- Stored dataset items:
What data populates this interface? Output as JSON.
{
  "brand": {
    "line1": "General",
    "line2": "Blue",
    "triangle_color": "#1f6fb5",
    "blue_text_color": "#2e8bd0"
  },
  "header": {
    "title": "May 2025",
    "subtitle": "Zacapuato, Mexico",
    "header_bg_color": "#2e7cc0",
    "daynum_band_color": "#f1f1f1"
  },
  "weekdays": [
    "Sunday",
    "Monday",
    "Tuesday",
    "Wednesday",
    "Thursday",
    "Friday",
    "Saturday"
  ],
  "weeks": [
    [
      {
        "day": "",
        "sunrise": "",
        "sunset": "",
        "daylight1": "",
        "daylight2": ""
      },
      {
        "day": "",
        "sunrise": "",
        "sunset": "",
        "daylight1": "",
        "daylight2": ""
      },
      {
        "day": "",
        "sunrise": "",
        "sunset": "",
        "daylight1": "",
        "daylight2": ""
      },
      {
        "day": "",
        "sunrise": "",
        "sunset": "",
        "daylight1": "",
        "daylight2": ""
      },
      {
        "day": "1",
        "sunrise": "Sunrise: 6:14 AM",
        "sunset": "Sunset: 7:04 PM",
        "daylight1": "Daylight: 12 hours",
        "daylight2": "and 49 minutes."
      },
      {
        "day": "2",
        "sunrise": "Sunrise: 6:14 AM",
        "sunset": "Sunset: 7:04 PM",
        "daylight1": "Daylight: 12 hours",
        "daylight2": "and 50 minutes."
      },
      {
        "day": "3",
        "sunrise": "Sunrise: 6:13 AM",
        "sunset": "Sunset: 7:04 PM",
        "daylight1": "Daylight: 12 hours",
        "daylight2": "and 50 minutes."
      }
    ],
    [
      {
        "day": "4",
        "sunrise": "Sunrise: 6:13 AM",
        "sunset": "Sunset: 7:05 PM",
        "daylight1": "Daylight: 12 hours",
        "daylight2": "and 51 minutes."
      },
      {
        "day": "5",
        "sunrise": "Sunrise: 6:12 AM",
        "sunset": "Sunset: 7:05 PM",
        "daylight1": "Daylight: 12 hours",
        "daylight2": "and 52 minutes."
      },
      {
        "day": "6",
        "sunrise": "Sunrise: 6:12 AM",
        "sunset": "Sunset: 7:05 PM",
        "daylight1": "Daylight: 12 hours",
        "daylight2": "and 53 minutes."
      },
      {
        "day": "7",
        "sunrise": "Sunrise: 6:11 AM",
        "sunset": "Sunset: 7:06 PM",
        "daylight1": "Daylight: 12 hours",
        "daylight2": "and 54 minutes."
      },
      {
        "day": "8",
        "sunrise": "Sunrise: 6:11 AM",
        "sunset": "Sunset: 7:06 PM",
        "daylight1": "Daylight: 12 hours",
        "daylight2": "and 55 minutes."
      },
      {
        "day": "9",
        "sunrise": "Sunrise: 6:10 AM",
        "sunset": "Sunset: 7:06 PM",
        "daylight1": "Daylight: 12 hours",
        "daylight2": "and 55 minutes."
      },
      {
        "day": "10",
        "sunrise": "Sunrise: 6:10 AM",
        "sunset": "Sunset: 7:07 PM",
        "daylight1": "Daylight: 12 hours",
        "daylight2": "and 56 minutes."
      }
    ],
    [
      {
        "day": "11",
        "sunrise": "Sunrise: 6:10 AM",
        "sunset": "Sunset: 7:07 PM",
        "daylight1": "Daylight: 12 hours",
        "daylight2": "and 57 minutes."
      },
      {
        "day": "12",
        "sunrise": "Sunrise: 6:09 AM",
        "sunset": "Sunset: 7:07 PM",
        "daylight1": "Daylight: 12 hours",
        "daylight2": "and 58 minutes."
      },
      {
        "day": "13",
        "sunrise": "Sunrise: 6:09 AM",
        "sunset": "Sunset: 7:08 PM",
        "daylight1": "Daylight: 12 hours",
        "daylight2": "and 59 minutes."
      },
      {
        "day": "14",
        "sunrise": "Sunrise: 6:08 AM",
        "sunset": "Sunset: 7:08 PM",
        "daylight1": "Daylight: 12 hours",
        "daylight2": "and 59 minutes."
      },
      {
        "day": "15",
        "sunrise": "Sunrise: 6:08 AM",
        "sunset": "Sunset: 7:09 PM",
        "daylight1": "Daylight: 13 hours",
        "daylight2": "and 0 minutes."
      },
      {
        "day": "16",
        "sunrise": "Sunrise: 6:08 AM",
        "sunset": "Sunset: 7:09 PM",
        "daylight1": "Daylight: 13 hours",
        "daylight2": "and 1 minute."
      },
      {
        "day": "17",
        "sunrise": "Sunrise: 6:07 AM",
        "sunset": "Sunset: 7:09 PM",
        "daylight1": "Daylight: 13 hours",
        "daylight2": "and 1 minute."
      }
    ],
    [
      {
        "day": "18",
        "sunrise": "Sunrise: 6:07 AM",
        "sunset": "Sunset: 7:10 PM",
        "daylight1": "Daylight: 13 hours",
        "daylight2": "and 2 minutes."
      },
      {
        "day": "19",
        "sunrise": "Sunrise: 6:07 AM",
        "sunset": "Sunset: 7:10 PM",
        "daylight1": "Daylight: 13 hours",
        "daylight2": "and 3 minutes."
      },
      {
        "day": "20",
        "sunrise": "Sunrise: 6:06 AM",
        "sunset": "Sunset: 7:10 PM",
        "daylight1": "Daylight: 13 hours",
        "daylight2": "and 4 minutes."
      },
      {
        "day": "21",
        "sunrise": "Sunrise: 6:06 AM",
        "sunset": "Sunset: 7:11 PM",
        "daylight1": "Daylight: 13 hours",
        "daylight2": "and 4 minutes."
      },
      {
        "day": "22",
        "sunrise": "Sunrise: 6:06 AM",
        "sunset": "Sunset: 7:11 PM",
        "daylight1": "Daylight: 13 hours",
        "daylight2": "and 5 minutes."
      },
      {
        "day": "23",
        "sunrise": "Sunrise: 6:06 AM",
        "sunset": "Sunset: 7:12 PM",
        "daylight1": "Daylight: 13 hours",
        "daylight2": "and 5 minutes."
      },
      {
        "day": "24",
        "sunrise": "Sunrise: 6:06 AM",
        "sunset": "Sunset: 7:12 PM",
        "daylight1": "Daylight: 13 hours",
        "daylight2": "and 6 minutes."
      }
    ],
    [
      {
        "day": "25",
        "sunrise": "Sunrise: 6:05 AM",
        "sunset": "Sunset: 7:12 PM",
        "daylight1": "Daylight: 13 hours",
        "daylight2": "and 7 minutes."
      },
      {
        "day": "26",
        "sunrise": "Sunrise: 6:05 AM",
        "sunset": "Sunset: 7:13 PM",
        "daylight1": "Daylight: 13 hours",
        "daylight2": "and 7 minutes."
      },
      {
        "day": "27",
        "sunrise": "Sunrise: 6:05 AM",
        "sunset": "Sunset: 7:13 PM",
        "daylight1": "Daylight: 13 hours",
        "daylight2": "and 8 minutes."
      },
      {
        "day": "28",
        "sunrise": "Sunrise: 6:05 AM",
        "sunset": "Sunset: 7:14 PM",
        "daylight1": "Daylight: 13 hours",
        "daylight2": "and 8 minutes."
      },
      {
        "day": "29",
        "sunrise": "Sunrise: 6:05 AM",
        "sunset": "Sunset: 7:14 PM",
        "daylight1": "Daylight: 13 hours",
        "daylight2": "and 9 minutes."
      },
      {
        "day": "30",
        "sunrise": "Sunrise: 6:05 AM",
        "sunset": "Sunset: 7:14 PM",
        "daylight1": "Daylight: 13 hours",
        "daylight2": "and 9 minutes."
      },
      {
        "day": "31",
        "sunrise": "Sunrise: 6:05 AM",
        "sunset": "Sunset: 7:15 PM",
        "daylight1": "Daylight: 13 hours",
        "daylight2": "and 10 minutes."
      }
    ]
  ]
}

- REQUEST: Every record above should be output exactly.

- RESULT OF THE TASK:
What data populates this interface? Output as JSON.
{
  "brand": {
    "line1": "General",
    "line2": "Blue",
    "triangle_color": "#1f6fb5",
    "blue_text_color": "#2e8bd0"
  },
  "header": {
    "title": "May 2025",
    "subtitle": "Zacapuato, Mexico",
    "header_bg_color": "#2e7cc0",
    "daynum_band_color": "#f1f1f1"
  },
  "weekdays": [
    "Sunday",
    "Monday",
    "Tuesday",
    "Wednesday",
    "Thursday",
    "Friday",
    "Saturday"
  ],
  "weeks": [
    [
      {
        "day": "",
        "sunrise": "",
        "sunset": "",
        "daylight1": "",
        "daylight2": ""
      },
      {
        "day": "",
        "sunrise": "",
        "sunset": "",
        "daylight1": "",
        "daylight2": ""
      },
      {
        "day": "",
        "sunrise": "",
        "sunset": "",
        "daylight1": "",
        "daylight2": ""
      },
      {
        "day": "",
        "sunrise": "",
        "sunset": "",
        "daylight1": "",
        "daylight2": ""
      },
      {
        "day": "1",
        "sunrise": "Sunrise: 6:14 AM",
        "sunset": "Sunset: 7:04 PM",
        "daylight1": "Daylight: 12 hours",
        "daylight2": "and 49 minutes."
      },
      {
        "day": "2",
        "sunrise": "Sunrise: 6:14 AM",
        "sunset": "Sunset: 7:04 PM",
        "daylight1": "Daylight: 12 hours",
        "daylight2": "and 50 minutes."
      },
      {
        "day": "3",
        "sunrise": "Sunrise: 6:13 AM",
        "sunset": "Sunset: 7:04 PM",
        "daylight1": "Daylight: 12 hours",
        "daylight2": "and 50 minutes."
      }
    ],
    [
      {
        "day": "4",
        "sunrise": "Sunrise: 6:13 AM",
        "sunset": "Sunset: 7:05 PM",
        "daylight1": "Daylight: 12 hours",
        "daylight2": "and 51 minutes."
      },
      {
        "day": "5",
        "sunrise": "Sunrise: 6:12 AM",
        "sunset": "Sunset: 7:05 PM",
        "daylight1": "Daylight: 12 hours",
        "daylight2": "and 52 minutes."
      },
      {
        "day": "6",
        "sunrise": "Sunrise: 6:12 AM",
        "sunset": "Sunset: 7:05 PM",
        "daylight1": "Daylight: 12 hours",
        "daylight2": "and 53 minutes."
      },
      {
        "day": "7",
        "sunrise": "Sunrise: 6:11 AM",
        "sunset": "Sunset: 7:06 PM",
        "daylight1": "Daylight: 12 hours",
        "daylight2": "and 54 minutes."
      },
      {
        "day": "8",
        "sunrise": "Sunrise: 6:11 AM",
        "sunset": "Sunset: 7:06 PM",
        "daylight1": "Daylight: 12 hours",
        "daylight2": "and 55 minutes."
      },
      {
        "day": "9",
        "sunrise": "Sunrise: 6:10 AM",
        "sunset": "Sunset: 7:06 PM",
        "daylight1": "Daylight: 12 hours",
        "daylight2": "and 55 minutes."
      },
      {
        "day": "10",
        "sunrise": "Sunrise: 6:10 AM",
        "sunset": "Sunset: 7:07 PM",
        "daylight1": "Daylight: 12 hours",
        "daylight2": "and 56 minutes."
      }
    ],
    [
      {
        "day": "11",
        "sunrise": "Sunrise: 6:10 AM",
        "sunset": "Sunset: 7:07 PM",
        "daylight1": "Daylight: 12 hours",
        "daylight2": "and 57 minutes."
      },
      {
        "day": "12",
        "sunrise": "Sunrise: 6:09 AM",
        "sunset": "Sunset: 7:07 PM",
        "daylight1": "Daylight: 12 hours",
        "daylight2": "and 58 minutes."
      },
      {
        "day": "13",
        "sunrise": "Sunrise: 6:09 AM",
        "sunset": "Sunset: 7:08 PM",
        "daylight1": "Daylight: 12 hours",
        "daylight2": "and 59 minutes."
      },
      {
        "day": "14",
        "sunrise": "Sunrise: 6:08 AM",
        "sunset": "Sunset: 7:08 PM",
        "daylight1": "Daylight: 12 hours",
        "daylight2": "and 59 minutes."
      },
      {
        "day": "15",
        "sunrise": "Sunrise: 6:08 AM",
        "sunset": "Sunset: 7:09 PM",
        "daylight1": "Daylight: 13 hours",
        "daylight2": "and 0 minutes."
      },
      {
        "day": "16",
        "sunrise": "Sunrise: 6:08 AM",
        "sunset": "Sunset: 7:09 PM",
        "daylight1": "Daylight: 13 hours",
        "daylight2": "and 1 minute."
      },
      {
        "day": "17",
        "sunrise": "Sunrise: 6:07 AM",
        "sunset": "Sunset: 7:09 PM",
        "daylight1": "Daylight: 13 hours",
        "daylight2": "and 1 minute."
      }
    ],
    [
      {
        "day": "18",
        "sunrise": "Sunrise: 6:07 AM",
        "sunset": "Sunset: 7:10 PM",
        "daylight1": "Daylight: 13 hours",
        "daylight2": "and 2 minutes."
      },
      {
        "day": "19",
        "sunrise": "Sunrise: 6:07 AM",
        "sunset": "Sunset: 7:10 PM",
        "daylight1": "Daylight: 13 hours",
        "daylight2": "and 3 minutes."
      },
      {
        "day": "20",
        "sunrise": "Sunrise: 6:06 AM",
        "sunset": "Sunset: 7:10 PM",
        "daylight1": "Daylight: 13 hours",
        "daylight2": "and 4 minutes."
      },
      {
        "day": "21",
        "sunrise": "Sunrise: 6:06 AM",
        "sunset": "Sunset: 7:11 PM",
        "daylight1": "Daylight: 13 hours",
        "daylight2": "and 4 minutes."
      },
      {
        "day": "22",
        "sunrise": "Sunrise: 6:06 AM",
        "sunset": "Sunset: 7:11 PM",
        "daylight1": "Daylight: 13 hours",
        "daylight2": "and 5 minutes."
      },
      {
        "day": "23",
        "sunrise": "Sunrise: 6:06 AM",
        "sunset": "Sunset: 7:12 PM",
        "daylight1": "Daylight: 13 hours",
        "daylight2": "and 5 minutes."
      },
      {
        "day": "24",
        "sunrise": "Sunrise: 6:06 AM",
        "sunset": "Sunset: 7:12 PM",
        "daylight1": "Daylight: 13 hours",
        "daylight2": "and 6 minutes."
      }
    ],
    [
      {
        "day": "25",
        "sunrise": "Sunrise: 6:05 AM",
        "sunset": "Sunset: 7:12 PM",
        "daylight1": "Daylight: 13 hours",
        "daylight2": "and 7 minutes."
      },
      {
        "day": "26",
        "sunrise": "Sunrise: 6:05 AM",
        "sunset": "Sunset: 7:13 PM",
        "daylight1": "Daylight: 13 hours",
        "daylight2": "and 7 minutes."
      },
      {
        "day": "27",
        "sunrise": "Sunrise: 6:05 AM",
        "sunset": "Sunset: 7:13 PM",
        "daylight1": "Daylight: 13 hours",
        "daylight2": "and 8 minutes."
      },
      {
        "day": "28",
        "sunrise": "Sunrise: 6:05 AM",
        "sunset": "Sunset: 7:14 PM",
        "daylight1": "Daylight: 13 hours",
        "daylight2": "and 8 minutes."
      },
      {
        "day": "29",
        "sunrise": "Sunrise: 6:05 AM",
        "sunset": "Sunset: 7:14 PM",
        "daylight1": "Daylight: 13 hours",
        "daylight2": "and 9 minutes."
      },
      {
        "day": "30",
        "sunrise": "Sunrise: 6:05 AM",
        "sunset": "Sunset: 7:14 PM",
        "daylight1": "Daylight: 13 hours",
        "daylight2": "and 9 minutes."
      },
      {
        "day": "31",
        "sunrise": "Sunrise: 6:05 AM",
        "sunset": "Sunset: 7:15 PM",
        "daylight1": "Daylight: 13 hours",
        "daylight2": "and 10 minutes."
      }
    ]
  ]
}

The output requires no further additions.